___ Information shown
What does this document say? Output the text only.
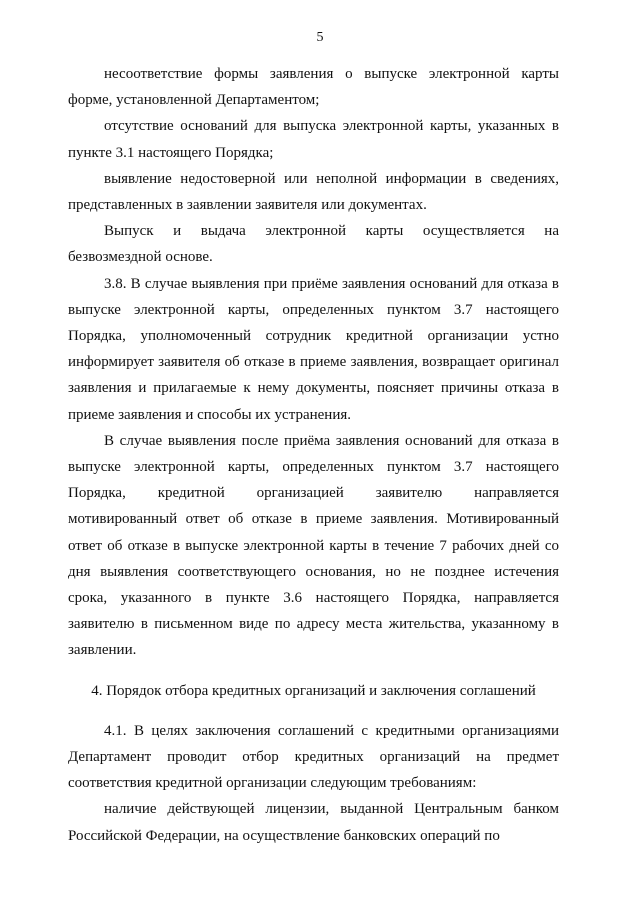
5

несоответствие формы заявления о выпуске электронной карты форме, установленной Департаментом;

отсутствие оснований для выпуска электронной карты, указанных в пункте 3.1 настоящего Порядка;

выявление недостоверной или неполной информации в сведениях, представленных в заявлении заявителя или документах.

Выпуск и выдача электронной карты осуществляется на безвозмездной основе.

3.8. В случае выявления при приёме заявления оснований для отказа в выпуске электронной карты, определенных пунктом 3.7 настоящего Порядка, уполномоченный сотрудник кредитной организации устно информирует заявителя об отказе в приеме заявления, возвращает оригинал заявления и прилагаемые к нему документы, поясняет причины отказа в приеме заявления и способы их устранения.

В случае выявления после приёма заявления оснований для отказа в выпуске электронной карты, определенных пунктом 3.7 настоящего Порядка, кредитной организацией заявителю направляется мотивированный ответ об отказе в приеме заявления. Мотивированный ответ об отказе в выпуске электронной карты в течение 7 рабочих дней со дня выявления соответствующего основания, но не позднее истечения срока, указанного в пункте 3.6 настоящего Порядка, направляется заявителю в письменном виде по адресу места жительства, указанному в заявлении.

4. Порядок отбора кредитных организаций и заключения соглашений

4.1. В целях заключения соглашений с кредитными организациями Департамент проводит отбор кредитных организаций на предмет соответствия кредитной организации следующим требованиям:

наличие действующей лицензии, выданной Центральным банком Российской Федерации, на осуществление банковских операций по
______
___ Information shown
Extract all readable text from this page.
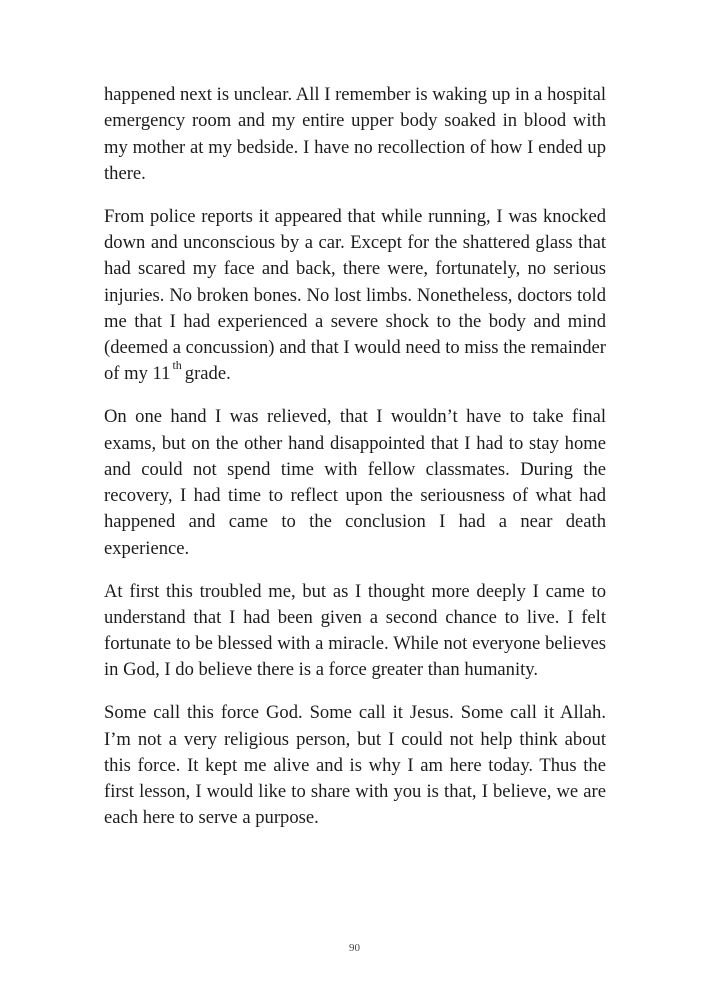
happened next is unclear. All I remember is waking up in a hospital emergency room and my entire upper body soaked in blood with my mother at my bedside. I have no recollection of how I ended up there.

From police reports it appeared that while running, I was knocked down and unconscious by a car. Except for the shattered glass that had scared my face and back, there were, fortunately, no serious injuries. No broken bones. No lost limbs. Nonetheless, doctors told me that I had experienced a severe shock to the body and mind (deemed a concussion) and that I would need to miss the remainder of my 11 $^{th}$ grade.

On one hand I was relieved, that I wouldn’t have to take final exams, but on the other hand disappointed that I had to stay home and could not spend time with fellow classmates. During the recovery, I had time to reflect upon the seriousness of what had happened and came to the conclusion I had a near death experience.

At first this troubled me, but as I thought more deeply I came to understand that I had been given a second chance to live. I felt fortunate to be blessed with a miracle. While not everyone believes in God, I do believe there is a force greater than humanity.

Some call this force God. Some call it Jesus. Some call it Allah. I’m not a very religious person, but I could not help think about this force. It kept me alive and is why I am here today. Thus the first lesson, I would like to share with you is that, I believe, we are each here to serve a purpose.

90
______
__Task goal__
In the records above, how many lines contain the string "заключения"? State that number only.

__Result of the task__
2